◆ GOAL: Using the entries that follow, collect the lines where the word "verte" appears.

┌─ PROVIDED DATA

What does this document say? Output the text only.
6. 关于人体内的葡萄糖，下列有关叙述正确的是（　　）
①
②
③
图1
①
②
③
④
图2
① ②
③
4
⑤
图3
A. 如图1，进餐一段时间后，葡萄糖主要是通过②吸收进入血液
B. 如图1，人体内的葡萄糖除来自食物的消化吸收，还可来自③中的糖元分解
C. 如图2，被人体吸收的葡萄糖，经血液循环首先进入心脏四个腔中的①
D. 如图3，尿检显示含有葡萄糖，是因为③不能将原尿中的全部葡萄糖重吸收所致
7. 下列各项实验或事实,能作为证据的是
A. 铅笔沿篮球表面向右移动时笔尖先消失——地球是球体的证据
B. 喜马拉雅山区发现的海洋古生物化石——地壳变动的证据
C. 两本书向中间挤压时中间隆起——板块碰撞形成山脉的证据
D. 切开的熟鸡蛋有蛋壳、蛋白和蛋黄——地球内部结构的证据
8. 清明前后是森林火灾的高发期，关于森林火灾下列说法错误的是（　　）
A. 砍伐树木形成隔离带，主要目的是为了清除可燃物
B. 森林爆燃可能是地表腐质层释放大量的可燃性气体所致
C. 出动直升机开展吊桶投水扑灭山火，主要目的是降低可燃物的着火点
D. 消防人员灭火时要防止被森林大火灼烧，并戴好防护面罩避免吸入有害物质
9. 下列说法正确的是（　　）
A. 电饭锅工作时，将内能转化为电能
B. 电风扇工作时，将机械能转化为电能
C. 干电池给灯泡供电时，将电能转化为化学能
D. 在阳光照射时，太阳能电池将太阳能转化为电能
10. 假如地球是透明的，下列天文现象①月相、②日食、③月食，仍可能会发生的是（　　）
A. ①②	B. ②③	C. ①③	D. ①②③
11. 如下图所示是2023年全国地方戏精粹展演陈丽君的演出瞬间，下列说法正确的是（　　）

└─
┌─ PROVIDED DATA

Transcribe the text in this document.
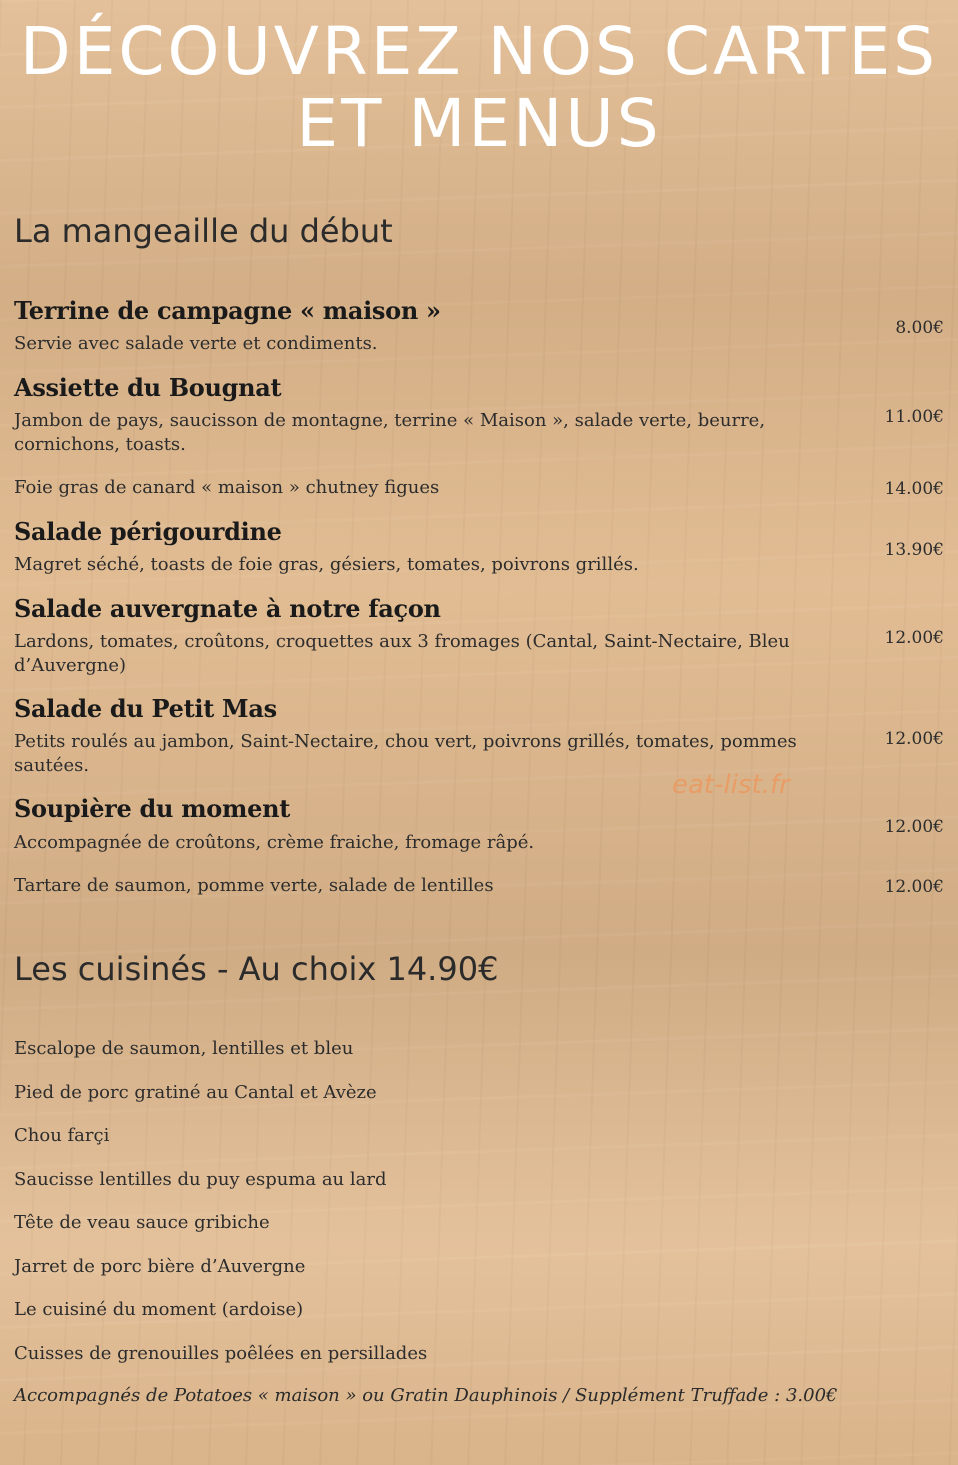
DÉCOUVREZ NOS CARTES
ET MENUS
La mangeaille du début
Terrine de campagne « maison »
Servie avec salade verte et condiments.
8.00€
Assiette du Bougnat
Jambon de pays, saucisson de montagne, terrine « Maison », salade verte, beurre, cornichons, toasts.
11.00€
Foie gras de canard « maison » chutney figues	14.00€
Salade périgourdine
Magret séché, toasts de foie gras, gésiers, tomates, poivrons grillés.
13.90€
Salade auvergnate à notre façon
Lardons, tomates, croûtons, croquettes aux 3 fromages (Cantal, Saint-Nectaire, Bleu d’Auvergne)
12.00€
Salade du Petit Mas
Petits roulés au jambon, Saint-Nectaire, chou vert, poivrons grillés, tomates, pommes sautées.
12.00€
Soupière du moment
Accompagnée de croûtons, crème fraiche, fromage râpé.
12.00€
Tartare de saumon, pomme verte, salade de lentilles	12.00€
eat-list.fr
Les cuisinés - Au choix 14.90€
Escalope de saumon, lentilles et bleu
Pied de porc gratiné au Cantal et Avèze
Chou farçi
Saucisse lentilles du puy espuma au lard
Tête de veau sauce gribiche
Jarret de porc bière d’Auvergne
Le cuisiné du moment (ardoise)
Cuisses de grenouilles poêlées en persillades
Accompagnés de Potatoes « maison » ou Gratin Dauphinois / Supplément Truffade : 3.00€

└─

◆ ANSWER TO THIS TASK:
Servie avec salade verte et condiments.
Jambon de pays, saucisson de montagne, terrine « Maison », salade verte, beurre, cornichons, toasts.
Tartare de saumon, pomme verte, salade de lentilles	12.00€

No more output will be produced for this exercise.